--- START OF Records supplied ---
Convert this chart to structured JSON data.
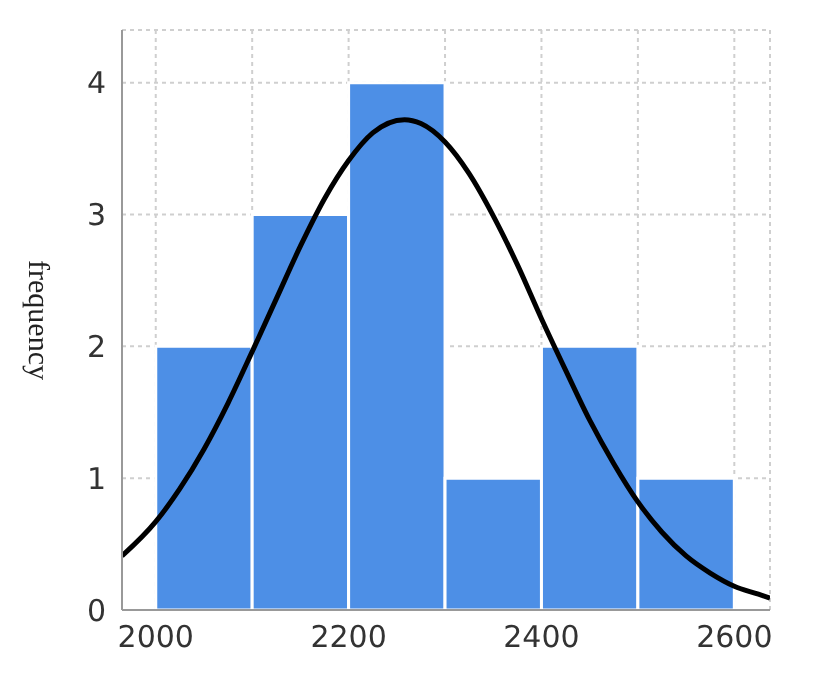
{
  "chart_data": {
    "type": "histogram",
    "ylabel": "frequency",
    "bins": [
      2000,
      2100,
      2200,
      2300,
      2400,
      2500,
      2600
    ],
    "series": [
      {
        "color": "#4d8fe6",
        "values": [
          2,
          3,
          4,
          1,
          2,
          1
        ]
      },
      {
        "type": "line",
        "color": "#000000",
        "x": [
          1965,
          2000,
          2025,
          2050,
          2075,
          2100,
          2125,
          2150,
          2175,
          2200,
          2225,
          2258,
          2275,
          2300,
          2325,
          2350,
          2375,
          2400,
          2425,
          2450,
          2475,
          2500,
          2525,
          2550,
          2575,
          2600,
          2625,
          2637
        ],
        "values": [
          0.41,
          0.67,
          0.92,
          1.22,
          1.57,
          1.96,
          2.36,
          2.76,
          3.12,
          3.41,
          3.62,
          3.72,
          3.69,
          3.55,
          3.31,
          2.99,
          2.62,
          2.21,
          1.82,
          1.44,
          1.11,
          0.82,
          0.59,
          0.41,
          0.28,
          0.18,
          0.12,
          0.09
        ]
      }
    ],
    "xlim": [
      1965,
      2637
    ],
    "xticks": [
      2000,
      {
        "value": 2100,
        "label": null
      },
      2200,
      {
        "value": 2300,
        "label": null
      },
      2400,
      {
        "value": 2500,
        "label": null
      },
      2600
    ],
    "ylim": [
      0,
      4.4
    ],
    "yticks": [
      0,
      1,
      2,
      3,
      4
    ],
    "grid": true,
    "marker": "none",
    "line_style": "solid"
  }
}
--- END OF Records supplied ---
▶ Exercise aim
Repeat the full listing above exactly, with no pictures in the copy.

▶ Finished answer
Convert this chart to structured JSON data.
{
  "chart_data": {
    "type": "histogram",
    "ylabel": "frequency",
    "bins": [
      2000,
      2100,
      2200,
      2300,
      2400,
      2500,
      2600
    ],
    "series": [
      {
        "color": "#4d8fe6",
        "values": [
          2,
          3,
          4,
          1,
          2,
          1
        ]
      },
      {
        "type": "line",
        "color": "#000000",
        "x": [
          1965,
          2000,
          2025,
          2050,
          2075,
          2100,
          2125,
          2150,
          2175,
          2200,
          2225,
          2258,
          2275,
          2300,
          2325,
          2350,
          2375,
          2400,
          2425,
          2450,
          2475,
          2500,
          2525,
          2550,
          2575,
          2600,
          2625,
          2637
        ],
        "values": [
          0.41,
          0.67,
          0.92,
          1.22,
          1.57,
          1.96,
          2.36,
          2.76,
          3.12,
          3.41,
          3.62,
          3.72,
          3.69,
          3.55,
          3.31,
          2.99,
          2.62,
          2.21,
          1.82,
          1.44,
          1.11,
          0.82,
          0.59,
          0.41,
          0.28,
          0.18,
          0.12,
          0.09
        ]
      }
    ],
    "xlim": [
      1965,
      2637
    ],
    "xticks": [
      2000,
      {
        "value": 2100,
        "label": null
      },
      2200,
      {
        "value": 2300,
        "label": null
      },
      2400,
      {
        "value": 2500,
        "label": null
      },
      2600
    ],
    "ylim": [
      0,
      4.4
    ],
    "yticks": [
      0,
      1,
      2,
      3,
      4
    ],
    "grid": true,
    "marker": "none",
    "line_style": "solid"
  }
}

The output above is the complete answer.